WHAT TO WORK ON: For each line below that contains the string "data", copy that line.

MATERIAL TO PROCESS:
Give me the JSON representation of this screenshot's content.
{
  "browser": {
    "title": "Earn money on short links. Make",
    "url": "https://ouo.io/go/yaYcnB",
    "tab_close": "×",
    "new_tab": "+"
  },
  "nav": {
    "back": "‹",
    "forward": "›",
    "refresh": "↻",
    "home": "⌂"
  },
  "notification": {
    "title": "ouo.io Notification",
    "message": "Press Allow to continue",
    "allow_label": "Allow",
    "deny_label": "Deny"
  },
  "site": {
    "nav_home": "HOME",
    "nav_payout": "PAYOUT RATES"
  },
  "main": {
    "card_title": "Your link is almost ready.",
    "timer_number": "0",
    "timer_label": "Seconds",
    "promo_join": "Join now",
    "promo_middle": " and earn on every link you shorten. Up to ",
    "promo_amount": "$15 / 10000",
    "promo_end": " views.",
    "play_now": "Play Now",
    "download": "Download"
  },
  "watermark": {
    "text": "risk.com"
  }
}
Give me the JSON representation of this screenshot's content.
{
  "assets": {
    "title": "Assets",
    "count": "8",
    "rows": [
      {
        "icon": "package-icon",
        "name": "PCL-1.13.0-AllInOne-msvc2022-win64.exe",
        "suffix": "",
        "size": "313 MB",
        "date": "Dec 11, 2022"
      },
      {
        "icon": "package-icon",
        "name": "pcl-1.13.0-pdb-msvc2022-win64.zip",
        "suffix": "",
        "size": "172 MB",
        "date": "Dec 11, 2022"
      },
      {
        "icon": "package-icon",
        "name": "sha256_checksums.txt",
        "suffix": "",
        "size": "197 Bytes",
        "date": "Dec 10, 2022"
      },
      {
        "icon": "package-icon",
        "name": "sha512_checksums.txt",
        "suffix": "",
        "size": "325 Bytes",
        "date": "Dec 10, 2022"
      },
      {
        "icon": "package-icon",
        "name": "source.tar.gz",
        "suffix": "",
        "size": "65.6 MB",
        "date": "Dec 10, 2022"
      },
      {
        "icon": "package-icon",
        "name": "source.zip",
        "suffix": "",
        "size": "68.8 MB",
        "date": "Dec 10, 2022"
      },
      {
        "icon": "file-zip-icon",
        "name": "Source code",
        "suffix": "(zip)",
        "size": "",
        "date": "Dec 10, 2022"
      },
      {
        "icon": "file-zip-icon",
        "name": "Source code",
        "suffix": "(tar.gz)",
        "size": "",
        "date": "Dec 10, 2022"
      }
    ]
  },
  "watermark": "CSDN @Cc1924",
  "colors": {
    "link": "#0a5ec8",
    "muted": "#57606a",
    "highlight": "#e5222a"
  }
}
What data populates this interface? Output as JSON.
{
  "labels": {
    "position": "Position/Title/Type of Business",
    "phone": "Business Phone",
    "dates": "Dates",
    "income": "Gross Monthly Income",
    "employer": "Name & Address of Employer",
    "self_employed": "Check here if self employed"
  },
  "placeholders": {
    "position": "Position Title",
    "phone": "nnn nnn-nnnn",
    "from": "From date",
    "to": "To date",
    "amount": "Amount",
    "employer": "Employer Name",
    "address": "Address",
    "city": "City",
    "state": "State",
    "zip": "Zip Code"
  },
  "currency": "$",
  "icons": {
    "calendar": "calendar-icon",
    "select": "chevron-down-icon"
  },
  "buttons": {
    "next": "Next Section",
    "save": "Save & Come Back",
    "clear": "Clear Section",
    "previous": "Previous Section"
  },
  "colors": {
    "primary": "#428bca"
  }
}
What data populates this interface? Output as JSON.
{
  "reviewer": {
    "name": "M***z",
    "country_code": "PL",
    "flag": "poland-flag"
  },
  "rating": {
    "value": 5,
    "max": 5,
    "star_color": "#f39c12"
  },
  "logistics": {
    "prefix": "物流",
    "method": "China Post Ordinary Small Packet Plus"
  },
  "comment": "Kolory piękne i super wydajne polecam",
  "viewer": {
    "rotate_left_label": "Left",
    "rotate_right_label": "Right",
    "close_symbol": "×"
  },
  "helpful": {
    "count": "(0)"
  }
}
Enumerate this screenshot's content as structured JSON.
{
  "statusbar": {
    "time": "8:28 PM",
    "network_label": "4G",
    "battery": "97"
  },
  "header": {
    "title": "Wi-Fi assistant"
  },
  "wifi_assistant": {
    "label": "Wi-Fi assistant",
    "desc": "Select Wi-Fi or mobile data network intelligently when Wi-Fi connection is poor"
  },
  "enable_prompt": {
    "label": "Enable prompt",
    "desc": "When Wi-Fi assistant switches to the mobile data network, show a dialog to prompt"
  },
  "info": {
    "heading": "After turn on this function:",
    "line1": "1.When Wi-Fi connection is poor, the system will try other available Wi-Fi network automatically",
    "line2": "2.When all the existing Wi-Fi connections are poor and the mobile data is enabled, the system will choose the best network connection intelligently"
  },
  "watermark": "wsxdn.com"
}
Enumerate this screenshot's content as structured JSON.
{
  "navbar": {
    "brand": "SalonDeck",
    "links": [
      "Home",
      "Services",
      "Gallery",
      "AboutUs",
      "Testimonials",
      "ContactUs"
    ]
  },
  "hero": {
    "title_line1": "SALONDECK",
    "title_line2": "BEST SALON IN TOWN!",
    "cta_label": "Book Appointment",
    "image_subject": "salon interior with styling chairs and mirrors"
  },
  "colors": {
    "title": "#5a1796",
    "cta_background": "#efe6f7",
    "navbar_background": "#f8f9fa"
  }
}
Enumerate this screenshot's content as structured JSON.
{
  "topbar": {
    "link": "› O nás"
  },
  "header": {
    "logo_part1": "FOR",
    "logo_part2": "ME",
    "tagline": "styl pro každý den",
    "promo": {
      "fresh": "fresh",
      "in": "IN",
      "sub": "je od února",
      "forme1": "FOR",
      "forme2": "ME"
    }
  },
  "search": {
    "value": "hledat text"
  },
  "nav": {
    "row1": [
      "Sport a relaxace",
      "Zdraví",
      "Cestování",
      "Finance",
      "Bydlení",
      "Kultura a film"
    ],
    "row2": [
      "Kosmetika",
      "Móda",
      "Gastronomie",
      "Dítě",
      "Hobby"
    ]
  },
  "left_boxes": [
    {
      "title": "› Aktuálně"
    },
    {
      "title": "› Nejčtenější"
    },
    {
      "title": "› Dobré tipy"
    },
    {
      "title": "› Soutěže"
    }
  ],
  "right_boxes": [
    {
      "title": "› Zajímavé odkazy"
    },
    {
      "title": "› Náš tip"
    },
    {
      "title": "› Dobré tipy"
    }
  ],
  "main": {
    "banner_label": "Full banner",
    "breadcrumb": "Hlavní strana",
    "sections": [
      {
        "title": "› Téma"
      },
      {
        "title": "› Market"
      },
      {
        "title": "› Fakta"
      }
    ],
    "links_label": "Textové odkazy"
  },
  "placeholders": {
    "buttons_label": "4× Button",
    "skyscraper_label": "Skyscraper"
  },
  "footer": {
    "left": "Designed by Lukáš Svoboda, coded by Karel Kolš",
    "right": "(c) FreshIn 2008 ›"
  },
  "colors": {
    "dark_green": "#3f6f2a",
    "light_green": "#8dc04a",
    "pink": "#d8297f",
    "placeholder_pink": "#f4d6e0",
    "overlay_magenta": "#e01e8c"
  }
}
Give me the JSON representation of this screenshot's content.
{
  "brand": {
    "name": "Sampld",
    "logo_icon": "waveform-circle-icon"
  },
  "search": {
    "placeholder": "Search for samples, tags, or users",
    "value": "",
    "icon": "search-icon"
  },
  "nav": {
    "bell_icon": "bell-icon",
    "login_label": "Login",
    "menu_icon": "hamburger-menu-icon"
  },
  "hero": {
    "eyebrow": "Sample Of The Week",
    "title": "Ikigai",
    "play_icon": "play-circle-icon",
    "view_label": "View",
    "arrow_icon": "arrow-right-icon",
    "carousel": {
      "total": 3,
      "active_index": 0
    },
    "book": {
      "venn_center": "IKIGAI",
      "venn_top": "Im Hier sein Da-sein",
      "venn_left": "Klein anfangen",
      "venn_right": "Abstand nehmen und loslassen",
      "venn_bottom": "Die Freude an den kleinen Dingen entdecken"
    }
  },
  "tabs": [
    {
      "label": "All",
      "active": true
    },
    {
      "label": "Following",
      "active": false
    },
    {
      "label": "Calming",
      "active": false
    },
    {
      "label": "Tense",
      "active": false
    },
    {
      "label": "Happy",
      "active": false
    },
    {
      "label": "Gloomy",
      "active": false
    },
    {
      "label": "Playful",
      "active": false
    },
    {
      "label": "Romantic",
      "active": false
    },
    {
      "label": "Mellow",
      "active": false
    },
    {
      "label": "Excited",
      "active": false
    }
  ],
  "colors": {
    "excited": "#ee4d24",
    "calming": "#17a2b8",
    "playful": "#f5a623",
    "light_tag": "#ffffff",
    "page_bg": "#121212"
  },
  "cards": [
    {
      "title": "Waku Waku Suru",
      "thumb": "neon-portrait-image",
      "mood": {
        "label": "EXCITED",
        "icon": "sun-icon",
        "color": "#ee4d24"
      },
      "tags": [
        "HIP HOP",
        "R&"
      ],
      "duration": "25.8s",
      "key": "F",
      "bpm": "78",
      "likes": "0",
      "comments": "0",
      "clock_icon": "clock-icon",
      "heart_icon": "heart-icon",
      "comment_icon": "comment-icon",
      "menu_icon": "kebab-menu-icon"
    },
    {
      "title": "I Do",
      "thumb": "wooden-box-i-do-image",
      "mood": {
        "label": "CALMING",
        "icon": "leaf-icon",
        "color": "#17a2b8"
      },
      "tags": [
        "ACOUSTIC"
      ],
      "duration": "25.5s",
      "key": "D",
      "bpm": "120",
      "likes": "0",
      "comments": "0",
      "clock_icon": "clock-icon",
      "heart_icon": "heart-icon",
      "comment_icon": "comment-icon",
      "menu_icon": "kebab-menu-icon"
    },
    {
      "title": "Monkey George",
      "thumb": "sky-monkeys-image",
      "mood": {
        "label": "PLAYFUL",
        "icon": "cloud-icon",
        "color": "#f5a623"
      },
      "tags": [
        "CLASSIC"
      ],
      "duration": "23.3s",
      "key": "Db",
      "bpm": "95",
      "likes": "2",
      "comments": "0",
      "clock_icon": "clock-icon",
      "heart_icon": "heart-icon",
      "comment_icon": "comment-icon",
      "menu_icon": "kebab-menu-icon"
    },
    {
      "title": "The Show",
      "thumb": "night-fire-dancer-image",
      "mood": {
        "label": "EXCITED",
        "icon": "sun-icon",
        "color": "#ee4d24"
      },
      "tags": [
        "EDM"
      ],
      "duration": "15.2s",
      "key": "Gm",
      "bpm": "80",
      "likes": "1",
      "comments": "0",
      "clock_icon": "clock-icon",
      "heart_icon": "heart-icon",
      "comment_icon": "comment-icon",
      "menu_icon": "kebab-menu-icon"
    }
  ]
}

RESPONSE FOR THIS EXERCISE:
What data populates this interface? Output as JSON.
What data populates this interface? Output as JSON.
    "desc": "Select Wi-Fi or mobile data network intelligently when Wi-Fi connection is poor"
    "desc": "When Wi-Fi assistant switches to the mobile data network, show a dialog to prompt"
    "line2": "2.When all the existing Wi-Fi connections are poor and the mobile data is enabled, the system will choose the best network connection intelligently"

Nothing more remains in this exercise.